◆ TEXTO EM ESTUDO:
=-=-=

Por Aina Pinto, de Paulínia

Fotos: Ag.news


As origens da violência
No lugar de traficantes, Nascimento agora enfrenta a própria polícia, “os corruptos”, como ele classifica, e os políticos (“o sistema”). “Uma pergunta é: ‘O que transforma miséria em violência?’”, diz Padilha. “Fiz três filmes sobre isso (Ônibus 174, Tropa de Elite e sua continuação). A violência, quem produz, é o Estado. Esse novo filme tenta responder porque a política anda contra a segurança.”


Mera coincidência
Os argumentos de Tropa 2 são baseados em fatos reais. Padilha enumera: “A rebelião no presídio de Bangu, no Rio, o sequestro e tortura de uma equipe de jornalistas, o roubo de armas praticado por uma milícia, a eleição de deputados ligados às milícias.” Mas ele diz que os personagens não são reais. “O governador não é o que o que estava no cargo na época do roubo à delegacia, por exemplo, nem é o atual. Então, embora alguns políticos insistam em se reconhecer no filme, é um problema deles, não nosso.”

=-=-=

[Registros de dados salvos]
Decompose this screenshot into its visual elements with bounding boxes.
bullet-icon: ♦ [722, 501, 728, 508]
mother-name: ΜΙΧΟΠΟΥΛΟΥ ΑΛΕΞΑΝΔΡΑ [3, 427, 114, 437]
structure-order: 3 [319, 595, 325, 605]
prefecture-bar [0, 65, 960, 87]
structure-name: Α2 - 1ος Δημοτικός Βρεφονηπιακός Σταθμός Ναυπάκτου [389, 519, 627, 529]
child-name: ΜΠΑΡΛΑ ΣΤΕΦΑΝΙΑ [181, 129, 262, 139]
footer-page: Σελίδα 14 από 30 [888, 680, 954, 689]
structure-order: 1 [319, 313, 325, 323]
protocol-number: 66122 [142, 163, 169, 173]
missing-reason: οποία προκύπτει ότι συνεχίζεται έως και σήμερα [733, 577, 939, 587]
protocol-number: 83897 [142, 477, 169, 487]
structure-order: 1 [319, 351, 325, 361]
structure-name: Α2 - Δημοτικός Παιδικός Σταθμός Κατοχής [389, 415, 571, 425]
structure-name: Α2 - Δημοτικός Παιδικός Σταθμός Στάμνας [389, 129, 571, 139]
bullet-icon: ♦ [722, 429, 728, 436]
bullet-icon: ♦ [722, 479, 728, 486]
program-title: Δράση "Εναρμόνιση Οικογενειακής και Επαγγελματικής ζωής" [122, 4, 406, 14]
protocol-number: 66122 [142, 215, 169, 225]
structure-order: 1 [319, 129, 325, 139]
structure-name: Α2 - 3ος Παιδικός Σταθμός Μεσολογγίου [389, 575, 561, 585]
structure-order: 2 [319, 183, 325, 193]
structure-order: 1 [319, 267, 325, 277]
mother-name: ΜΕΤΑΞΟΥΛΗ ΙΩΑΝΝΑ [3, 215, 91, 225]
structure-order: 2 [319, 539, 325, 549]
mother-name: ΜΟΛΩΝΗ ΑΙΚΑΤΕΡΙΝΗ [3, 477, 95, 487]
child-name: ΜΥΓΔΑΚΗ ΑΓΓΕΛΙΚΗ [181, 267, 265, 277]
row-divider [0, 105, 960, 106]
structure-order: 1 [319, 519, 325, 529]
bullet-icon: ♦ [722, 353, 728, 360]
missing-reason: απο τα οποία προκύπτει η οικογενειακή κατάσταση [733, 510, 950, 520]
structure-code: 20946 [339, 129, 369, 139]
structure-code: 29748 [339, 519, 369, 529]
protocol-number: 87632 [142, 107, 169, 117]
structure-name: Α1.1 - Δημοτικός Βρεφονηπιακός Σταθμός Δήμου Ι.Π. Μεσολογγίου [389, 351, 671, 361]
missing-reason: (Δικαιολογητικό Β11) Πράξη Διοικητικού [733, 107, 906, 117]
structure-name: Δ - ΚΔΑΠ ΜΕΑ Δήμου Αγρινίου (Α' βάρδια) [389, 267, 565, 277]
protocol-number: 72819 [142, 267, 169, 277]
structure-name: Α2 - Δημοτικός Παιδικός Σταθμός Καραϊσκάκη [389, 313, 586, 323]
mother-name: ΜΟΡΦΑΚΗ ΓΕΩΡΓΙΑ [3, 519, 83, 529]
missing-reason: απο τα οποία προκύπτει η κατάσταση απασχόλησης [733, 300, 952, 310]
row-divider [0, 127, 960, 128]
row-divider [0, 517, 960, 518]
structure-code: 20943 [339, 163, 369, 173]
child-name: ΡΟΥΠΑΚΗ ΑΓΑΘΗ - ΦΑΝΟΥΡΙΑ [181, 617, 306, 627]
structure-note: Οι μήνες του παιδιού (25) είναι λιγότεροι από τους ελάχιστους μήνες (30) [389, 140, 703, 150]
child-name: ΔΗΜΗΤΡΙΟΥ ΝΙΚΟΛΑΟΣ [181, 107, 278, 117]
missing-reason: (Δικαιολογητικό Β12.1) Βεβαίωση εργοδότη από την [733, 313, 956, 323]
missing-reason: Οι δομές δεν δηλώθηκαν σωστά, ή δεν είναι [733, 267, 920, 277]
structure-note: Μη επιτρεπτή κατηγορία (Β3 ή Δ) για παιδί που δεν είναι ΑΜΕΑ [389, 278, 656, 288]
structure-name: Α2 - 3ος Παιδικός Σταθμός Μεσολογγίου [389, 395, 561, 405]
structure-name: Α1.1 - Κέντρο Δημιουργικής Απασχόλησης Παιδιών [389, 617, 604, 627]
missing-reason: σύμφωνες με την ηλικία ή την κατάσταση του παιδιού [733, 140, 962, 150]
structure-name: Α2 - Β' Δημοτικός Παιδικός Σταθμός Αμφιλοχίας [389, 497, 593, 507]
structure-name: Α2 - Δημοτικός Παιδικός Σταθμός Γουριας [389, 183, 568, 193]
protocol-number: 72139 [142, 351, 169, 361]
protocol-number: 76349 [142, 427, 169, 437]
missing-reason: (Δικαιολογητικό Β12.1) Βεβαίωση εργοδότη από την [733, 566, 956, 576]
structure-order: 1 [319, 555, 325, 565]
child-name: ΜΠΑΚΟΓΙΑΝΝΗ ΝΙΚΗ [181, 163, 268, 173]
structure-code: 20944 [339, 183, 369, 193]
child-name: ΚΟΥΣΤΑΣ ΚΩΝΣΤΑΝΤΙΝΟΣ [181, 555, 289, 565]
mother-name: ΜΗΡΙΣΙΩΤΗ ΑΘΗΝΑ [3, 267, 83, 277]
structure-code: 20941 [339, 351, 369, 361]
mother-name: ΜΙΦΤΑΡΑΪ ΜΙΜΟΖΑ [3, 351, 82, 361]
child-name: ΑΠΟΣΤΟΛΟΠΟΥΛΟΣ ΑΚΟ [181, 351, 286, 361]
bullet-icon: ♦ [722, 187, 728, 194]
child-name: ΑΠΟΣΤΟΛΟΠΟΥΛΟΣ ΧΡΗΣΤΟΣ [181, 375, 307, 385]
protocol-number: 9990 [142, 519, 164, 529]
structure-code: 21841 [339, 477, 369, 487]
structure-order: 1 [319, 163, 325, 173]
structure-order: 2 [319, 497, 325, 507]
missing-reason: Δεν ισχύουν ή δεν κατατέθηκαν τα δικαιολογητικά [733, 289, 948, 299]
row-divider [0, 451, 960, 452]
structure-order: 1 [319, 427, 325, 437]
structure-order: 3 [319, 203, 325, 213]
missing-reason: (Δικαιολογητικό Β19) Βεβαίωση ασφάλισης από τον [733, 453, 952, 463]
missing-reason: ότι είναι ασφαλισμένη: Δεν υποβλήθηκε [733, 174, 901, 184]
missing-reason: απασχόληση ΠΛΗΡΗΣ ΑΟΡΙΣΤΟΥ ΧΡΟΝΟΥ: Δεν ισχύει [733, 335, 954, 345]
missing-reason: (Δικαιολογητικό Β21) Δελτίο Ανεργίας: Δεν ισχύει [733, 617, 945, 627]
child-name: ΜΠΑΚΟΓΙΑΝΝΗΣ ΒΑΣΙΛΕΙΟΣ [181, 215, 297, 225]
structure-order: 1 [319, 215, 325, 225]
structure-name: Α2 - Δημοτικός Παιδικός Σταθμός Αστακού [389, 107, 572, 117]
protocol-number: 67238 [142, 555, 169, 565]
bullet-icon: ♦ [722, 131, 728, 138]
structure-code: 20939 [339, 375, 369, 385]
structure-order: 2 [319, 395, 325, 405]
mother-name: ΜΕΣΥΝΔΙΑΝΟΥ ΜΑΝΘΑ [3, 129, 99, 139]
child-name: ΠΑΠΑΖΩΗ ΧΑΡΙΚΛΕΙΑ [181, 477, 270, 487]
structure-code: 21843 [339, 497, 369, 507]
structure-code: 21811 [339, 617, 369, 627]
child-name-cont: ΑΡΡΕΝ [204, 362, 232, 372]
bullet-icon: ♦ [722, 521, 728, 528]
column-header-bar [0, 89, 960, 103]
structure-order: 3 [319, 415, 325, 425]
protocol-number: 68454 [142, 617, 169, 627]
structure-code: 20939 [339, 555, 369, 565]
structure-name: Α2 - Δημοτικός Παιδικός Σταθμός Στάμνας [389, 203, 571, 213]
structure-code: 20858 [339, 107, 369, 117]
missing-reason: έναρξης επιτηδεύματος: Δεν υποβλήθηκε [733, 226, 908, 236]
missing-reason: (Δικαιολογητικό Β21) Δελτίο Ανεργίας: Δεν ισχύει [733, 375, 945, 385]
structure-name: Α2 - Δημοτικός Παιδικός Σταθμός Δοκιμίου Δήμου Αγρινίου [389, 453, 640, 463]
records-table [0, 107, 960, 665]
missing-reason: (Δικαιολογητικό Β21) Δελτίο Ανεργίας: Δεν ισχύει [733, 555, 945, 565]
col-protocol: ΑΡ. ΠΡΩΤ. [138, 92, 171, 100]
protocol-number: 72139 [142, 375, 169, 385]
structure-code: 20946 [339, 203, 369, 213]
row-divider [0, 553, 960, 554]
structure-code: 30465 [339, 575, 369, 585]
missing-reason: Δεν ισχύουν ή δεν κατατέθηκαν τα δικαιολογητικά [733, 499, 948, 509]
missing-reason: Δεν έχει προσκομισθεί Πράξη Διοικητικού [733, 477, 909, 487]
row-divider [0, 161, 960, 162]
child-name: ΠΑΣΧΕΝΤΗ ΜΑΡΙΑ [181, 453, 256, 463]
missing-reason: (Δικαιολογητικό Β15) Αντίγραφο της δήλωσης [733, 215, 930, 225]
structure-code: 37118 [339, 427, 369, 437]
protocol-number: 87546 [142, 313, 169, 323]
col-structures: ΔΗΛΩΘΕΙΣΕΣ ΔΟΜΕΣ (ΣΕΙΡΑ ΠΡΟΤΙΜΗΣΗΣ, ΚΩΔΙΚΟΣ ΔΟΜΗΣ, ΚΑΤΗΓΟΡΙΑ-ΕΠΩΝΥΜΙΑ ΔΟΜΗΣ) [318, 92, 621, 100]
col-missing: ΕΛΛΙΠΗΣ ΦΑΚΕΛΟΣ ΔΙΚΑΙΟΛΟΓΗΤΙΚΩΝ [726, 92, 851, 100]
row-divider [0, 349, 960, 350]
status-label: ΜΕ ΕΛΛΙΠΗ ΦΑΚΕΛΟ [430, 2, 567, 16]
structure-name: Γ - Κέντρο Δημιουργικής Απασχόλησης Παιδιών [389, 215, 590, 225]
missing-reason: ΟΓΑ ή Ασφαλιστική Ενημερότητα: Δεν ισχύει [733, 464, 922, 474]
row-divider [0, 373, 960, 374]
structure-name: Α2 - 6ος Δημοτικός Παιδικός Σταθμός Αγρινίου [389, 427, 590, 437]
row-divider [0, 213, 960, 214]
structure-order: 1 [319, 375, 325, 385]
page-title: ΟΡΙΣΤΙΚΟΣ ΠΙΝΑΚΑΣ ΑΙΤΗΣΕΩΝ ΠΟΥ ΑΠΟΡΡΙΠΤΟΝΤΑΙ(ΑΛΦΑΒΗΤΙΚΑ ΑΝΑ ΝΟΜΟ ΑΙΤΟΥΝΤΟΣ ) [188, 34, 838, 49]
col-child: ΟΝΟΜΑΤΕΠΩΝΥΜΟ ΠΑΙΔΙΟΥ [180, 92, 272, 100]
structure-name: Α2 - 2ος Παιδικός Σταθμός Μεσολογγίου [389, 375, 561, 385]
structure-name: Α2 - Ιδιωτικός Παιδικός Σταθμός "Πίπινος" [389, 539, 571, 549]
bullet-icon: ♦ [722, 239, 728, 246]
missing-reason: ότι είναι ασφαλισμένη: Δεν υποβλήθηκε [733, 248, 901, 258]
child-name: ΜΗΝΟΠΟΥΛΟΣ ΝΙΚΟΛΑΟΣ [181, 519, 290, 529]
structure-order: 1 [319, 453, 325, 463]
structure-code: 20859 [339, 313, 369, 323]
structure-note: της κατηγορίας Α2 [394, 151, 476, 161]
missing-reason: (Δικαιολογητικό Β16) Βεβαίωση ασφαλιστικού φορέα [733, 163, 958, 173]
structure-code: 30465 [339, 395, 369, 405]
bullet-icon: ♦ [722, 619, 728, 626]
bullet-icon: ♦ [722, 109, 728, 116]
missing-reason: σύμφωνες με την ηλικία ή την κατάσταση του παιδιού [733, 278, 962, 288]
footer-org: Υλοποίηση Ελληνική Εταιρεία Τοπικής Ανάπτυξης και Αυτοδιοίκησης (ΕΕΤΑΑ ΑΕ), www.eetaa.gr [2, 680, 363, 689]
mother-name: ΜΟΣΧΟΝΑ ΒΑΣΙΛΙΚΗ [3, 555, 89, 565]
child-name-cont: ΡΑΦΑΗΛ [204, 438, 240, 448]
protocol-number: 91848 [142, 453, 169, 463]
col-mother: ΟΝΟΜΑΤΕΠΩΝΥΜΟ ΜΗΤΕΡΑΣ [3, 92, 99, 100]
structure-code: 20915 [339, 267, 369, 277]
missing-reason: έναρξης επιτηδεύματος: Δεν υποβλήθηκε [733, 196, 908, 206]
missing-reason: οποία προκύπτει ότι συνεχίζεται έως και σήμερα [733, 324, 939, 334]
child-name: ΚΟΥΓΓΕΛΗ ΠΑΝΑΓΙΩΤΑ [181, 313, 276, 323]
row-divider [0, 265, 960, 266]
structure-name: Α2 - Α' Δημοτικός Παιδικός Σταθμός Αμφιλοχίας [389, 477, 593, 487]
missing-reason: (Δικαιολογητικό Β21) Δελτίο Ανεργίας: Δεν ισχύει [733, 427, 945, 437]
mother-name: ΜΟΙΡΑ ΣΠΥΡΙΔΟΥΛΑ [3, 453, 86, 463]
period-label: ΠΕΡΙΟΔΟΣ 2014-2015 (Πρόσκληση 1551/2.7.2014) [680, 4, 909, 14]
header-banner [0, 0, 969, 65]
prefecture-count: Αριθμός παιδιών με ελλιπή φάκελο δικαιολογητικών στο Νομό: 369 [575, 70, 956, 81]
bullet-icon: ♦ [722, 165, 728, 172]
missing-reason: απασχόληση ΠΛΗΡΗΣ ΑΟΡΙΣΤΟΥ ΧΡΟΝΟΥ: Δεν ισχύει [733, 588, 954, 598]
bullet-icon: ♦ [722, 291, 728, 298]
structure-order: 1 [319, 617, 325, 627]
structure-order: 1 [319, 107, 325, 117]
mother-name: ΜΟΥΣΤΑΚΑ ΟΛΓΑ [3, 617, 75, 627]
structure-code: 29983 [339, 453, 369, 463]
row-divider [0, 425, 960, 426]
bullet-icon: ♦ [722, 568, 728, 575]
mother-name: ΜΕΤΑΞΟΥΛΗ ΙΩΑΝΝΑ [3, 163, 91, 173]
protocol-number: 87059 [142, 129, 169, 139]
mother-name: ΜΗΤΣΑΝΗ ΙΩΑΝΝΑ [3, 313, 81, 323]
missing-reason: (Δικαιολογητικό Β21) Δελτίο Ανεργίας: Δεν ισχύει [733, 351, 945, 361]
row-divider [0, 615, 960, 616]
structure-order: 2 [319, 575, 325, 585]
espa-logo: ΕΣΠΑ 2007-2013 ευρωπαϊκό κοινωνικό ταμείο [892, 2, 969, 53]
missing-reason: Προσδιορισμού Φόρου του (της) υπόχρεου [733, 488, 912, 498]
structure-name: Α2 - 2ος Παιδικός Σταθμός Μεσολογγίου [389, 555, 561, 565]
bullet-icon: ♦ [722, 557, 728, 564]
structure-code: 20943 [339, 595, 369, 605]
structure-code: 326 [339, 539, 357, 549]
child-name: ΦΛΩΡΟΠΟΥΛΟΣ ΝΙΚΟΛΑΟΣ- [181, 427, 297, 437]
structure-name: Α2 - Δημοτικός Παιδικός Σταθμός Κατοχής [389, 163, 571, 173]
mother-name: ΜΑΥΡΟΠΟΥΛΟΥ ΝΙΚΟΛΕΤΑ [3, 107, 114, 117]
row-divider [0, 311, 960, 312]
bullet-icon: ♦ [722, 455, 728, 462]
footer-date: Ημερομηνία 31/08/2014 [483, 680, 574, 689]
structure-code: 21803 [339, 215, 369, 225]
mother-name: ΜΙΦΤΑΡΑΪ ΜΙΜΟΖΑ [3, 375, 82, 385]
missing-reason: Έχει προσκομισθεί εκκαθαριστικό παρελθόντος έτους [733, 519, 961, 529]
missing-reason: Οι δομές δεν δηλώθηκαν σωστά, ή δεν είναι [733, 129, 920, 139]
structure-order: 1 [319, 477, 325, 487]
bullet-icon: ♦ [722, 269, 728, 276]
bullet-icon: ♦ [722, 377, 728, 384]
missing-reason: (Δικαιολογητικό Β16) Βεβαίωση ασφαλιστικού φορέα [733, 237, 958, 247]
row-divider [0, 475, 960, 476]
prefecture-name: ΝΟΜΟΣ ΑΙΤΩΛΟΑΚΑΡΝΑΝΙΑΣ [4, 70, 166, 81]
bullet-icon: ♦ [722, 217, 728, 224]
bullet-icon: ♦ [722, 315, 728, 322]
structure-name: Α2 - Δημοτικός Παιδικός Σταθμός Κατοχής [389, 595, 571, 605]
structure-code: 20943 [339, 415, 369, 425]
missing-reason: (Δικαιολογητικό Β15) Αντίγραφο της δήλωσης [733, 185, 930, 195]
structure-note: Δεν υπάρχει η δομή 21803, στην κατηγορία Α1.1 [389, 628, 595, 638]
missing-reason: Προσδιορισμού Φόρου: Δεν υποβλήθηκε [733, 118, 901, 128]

=-=-=

◆ ENUNCIADO:
Responda, com base no texto em estudo:
(a) Segundo Padilha, quem produz a violência?
(b) Quais filmes Padilha cita como os três que fez sobre a pergunta "O que transforma miséria em violência?"?
(c) Em que presídio ocorreu a rebelião citada entre os fatos reais que servem de argumento para Tropa 2?

◆ RESOLUÇÃO:
(a) O Estado.
(b) Ônibus 174, Tropa de Elite e sua continuação.
(c) No presídio de Bangu, no Rio.